Exercise task: Output all lines exactly.

Input data:
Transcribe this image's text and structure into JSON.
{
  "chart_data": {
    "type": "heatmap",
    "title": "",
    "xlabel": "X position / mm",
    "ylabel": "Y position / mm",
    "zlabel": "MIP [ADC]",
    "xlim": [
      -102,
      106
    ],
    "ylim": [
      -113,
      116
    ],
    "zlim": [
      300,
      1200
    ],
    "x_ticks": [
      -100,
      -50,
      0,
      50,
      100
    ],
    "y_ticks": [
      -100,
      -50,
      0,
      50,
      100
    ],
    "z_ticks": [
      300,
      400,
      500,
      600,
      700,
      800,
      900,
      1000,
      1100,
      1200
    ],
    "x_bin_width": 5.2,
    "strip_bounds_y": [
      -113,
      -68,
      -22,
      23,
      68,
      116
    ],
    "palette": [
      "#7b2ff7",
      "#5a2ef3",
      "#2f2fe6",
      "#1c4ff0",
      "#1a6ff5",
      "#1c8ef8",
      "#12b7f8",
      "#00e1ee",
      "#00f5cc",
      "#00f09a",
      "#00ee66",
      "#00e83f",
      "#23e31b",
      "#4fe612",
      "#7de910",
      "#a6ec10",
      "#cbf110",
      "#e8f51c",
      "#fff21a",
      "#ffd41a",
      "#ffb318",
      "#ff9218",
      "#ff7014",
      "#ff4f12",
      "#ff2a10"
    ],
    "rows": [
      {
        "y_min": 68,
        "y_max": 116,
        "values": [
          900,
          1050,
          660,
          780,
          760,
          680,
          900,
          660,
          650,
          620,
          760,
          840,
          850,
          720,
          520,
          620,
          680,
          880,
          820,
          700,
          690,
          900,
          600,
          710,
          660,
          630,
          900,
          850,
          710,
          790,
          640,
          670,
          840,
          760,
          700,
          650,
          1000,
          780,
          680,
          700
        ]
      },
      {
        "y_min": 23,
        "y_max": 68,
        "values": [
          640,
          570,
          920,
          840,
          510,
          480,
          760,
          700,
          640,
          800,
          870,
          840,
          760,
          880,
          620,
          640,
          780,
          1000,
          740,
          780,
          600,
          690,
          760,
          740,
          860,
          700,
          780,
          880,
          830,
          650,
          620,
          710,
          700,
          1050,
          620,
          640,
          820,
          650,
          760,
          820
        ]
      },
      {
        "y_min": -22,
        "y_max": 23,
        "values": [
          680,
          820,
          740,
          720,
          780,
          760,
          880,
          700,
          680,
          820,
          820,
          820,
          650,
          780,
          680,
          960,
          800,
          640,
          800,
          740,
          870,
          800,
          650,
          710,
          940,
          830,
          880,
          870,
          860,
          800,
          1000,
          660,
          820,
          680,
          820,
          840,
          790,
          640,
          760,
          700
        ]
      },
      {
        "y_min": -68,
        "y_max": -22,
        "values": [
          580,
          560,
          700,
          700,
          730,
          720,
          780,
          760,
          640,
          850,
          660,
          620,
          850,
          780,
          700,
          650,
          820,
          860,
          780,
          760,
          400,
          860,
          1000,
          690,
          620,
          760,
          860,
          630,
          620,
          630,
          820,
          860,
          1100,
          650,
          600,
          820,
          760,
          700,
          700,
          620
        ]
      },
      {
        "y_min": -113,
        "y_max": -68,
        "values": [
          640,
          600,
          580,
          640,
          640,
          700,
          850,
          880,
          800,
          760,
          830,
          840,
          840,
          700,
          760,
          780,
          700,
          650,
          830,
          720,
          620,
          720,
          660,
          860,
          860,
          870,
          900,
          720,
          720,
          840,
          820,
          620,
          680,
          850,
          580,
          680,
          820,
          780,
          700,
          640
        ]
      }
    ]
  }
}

Expected answer:
Transcribe this image's text and structure into JSON.
{
  "chart_data": {
    "type": "heatmap",
    "title": "",
    "xlabel": "X position / mm",
    "ylabel": "Y position / mm",
    "zlabel": "MIP [ADC]",
    "xlim": [
      -102,
      106
    ],
    "ylim": [
      -113,
      116
    ],
    "zlim": [
      300,
      1200
    ],
    "x_ticks": [
      -100,
      -50,
      0,
      50,
      100
    ],
    "y_ticks": [
      -100,
      -50,
      0,
      50,
      100
    ],
    "z_ticks": [
      300,
      400,
      500,
      600,
      700,
      800,
      900,
      1000,
      1100,
      1200
    ],
    "x_bin_width": 5.2,
    "strip_bounds_y": [
      -113,
      -68,
      -22,
      23,
      68,
      116
    ],
    "palette": [
      "#7b2ff7",
      "#5a2ef3",
      "#2f2fe6",
      "#1c4ff0",
      "#1a6ff5",
      "#1c8ef8",
      "#12b7f8",
      "#00e1ee",
      "#00f5cc",
      "#00f09a",
      "#00ee66",
      "#00e83f",
      "#23e31b",
      "#4fe612",
      "#7de910",
      "#a6ec10",
      "#cbf110",
      "#e8f51c",
      "#fff21a",
      "#ffd41a",
      "#ffb318",
      "#ff9218",
      "#ff7014",
      "#ff4f12",
      "#ff2a10"
    ],
    "rows": [
      {
        "y_min": 68,
        "y_max": 116,
        "values": [
          900,
          1050,
          660,
          780,
          760,
          680,
          900,
          660,
          650,
          620,
          760,
          840,
          850,
          720,
          520,
          620,
          680,
          880,
          820,
          700,
          690,
          900,
          600,
          710,
          660,
          630,
          900,
          850,
          710,
          790,
          640,
          670,
          840,
          760,
          700,
          650,
          1000,
          780,
          680,
          700
        ]
      },
      {
        "y_min": 23,
        "y_max": 68,
        "values": [
          640,
          570,
          920,
          840,
          510,
          480,
          760,
          700,
          640,
          800,
          870,
          840,
          760,
          880,
          620,
          640,
          780,
          1000,
          740,
          780,
          600,
          690,
          760,
          740,
          860,
          700,
          780,
          880,
          830,
          650,
          620,
          710,
          700,
          1050,
          620,
          640,
          820,
          650,
          760,
          820
        ]
      },
      {
        "y_min": -22,
        "y_max": 23,
        "values": [
          680,
          820,
          740,
          720,
          780,
          760,
          880,
          700,
          680,
          820,
          820,
          820,
          650,
          780,
          680,
          960,
          800,
          640,
          800,
          740,
          870,
          800,
          650,
          710,
          940,
          830,
          880,
          870,
          860,
          800,
          1000,
          660,
          820,
          680,
          820,
          840,
          790,
          640,
          760,
          700
        ]
      },
      {
        "y_min": -68,
        "y_max": -22,
        "values": [
          580,
          560,
          700,
          700,
          730,
          720,
          780,
          760,
          640,
          850,
          660,
          620,
          850,
          780,
          700,
          650,
          820,
          860,
          780,
          760,
          400,
          860,
          1000,
          690,
          620,
          760,
          860,
          630,
          620,
          630,
          820,
          860,
          1100,
          650,
          600,
          820,
          760,
          700,
          700,
          620
        ]
      },
      {
        "y_min": -113,
        "y_max": -68,
        "values": [
          640,
          600,
          580,
          640,
          640,
          700,
          850,
          880,
          800,
          760,
          830,
          840,
          840,
          700,
          760,
          780,
          700,
          650,
          830,
          720,
          620,
          720,
          660,
          860,
          860,
          870,
          900,
          720,
          720,
          840,
          820,
          620,
          680,
          850,
          580,
          680,
          820,
          780,
          700,
          640
        ]
      }
    ]
  }
}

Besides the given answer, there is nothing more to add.